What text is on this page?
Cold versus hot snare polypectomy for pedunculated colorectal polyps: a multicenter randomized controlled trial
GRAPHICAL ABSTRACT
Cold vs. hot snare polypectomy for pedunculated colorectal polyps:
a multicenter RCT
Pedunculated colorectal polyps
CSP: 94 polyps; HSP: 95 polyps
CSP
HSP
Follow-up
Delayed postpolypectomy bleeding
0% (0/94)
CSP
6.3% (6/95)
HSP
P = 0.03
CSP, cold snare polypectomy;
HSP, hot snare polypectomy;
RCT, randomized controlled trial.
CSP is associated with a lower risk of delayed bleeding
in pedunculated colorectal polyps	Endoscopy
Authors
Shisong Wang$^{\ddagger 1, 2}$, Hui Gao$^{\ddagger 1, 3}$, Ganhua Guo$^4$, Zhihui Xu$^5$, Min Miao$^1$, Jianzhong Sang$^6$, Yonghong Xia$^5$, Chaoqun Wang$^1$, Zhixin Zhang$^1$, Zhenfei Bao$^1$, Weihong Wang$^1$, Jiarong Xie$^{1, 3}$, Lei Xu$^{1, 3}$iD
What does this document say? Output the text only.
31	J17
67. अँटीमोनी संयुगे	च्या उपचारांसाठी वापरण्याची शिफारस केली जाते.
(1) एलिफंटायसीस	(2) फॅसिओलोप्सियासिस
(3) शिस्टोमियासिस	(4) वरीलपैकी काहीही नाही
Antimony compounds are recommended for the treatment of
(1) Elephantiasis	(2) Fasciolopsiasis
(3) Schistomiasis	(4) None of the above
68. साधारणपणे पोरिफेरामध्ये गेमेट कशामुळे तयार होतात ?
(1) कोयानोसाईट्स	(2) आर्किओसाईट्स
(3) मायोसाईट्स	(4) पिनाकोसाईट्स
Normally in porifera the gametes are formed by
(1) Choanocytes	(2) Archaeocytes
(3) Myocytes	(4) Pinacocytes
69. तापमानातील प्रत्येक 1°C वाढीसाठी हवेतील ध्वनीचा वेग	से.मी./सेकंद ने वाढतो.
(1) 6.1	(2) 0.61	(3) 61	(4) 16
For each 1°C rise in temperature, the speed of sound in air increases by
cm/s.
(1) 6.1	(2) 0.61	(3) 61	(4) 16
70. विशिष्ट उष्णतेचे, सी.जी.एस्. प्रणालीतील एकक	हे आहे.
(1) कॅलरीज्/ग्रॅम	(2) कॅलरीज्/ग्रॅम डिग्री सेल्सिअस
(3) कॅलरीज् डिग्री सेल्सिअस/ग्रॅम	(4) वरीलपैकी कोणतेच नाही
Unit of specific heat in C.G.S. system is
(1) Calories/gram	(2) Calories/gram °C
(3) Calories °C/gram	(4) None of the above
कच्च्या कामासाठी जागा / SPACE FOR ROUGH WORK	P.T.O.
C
━━━━━━━━
BRIEF:
List each line holding the string "controlled".

OUTPUT OF THE TASK:
Cold versus hot snare polypectomy for pedunculated colorectal polyps: a multicenter randomized controlled trial
RCT, randomized controlled trial.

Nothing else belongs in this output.